§ **Records for the task**:
- - -
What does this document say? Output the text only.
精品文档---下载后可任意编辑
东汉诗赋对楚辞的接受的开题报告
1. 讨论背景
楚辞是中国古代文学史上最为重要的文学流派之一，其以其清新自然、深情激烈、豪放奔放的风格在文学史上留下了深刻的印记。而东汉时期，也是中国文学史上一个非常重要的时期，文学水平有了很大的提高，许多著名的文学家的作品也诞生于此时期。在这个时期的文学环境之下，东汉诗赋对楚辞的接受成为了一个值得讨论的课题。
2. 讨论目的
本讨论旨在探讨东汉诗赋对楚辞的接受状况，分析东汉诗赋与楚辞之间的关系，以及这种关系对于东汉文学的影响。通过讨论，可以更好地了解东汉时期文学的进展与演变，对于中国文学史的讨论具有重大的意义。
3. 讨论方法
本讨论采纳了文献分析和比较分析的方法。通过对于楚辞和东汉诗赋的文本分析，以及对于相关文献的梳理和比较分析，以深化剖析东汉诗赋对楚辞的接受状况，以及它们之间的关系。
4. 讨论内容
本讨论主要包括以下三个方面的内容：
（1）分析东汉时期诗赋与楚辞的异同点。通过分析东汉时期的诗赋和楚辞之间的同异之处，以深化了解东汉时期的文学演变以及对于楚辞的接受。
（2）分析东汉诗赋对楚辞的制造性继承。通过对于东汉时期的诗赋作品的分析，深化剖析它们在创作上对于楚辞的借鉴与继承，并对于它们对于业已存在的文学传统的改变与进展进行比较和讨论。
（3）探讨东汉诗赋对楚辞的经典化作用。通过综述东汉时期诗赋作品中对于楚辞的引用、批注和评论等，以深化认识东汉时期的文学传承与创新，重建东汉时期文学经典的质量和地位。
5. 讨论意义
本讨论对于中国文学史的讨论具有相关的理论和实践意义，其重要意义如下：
- - -
§ **Directions for this task**: Every line above needs to be retyped exactly.

§ **Solution to this task**:
What does this document say? Output the text only.
精品文档---下载后可任意编辑
东汉诗赋对楚辞的接受的开题报告
1. 讨论背景
楚辞是中国古代文学史上最为重要的文学流派之一，其以其清新自然、深情激烈、豪放奔放的风格在文学史上留下了深刻的印记。而东汉时期，也是中国文学史上一个非常重要的时期，文学水平有了很大的提高，许多著名的文学家的作品也诞生于此时期。在这个时期的文学环境之下，东汉诗赋对楚辞的接受成为了一个值得讨论的课题。
2. 讨论目的
本讨论旨在探讨东汉诗赋对楚辞的接受状况，分析东汉诗赋与楚辞之间的关系，以及这种关系对于东汉文学的影响。通过讨论，可以更好地了解东汉时期文学的进展与演变，对于中国文学史的讨论具有重大的意义。
3. 讨论方法
本讨论采纳了文献分析和比较分析的方法。通过对于楚辞和东汉诗赋的文本分析，以及对于相关文献的梳理和比较分析，以深化剖析东汉诗赋对楚辞的接受状况，以及它们之间的关系。
4. 讨论内容
本讨论主要包括以下三个方面的内容：
（1）分析东汉时期诗赋与楚辞的异同点。通过分析东汉时期的诗赋和楚辞之间的同异之处，以深化了解东汉时期的文学演变以及对于楚辞的接受。
（2）分析东汉诗赋对楚辞的制造性继承。通过对于东汉时期的诗赋作品的分析，深化剖析它们在创作上对于楚辞的借鉴与继承，并对于它们对于业已存在的文学传统的改变与进展进行比较和讨论。
（3）探讨东汉诗赋对楚辞的经典化作用。通过综述东汉时期诗赋作品中对于楚辞的引用、批注和评论等，以深化认识东汉时期的文学传承与创新，重建东汉时期文学经典的质量和地位。
5. 讨论意义
本讨论对于中国文学史的讨论具有相关的理论和实践意义，其重要意义如下：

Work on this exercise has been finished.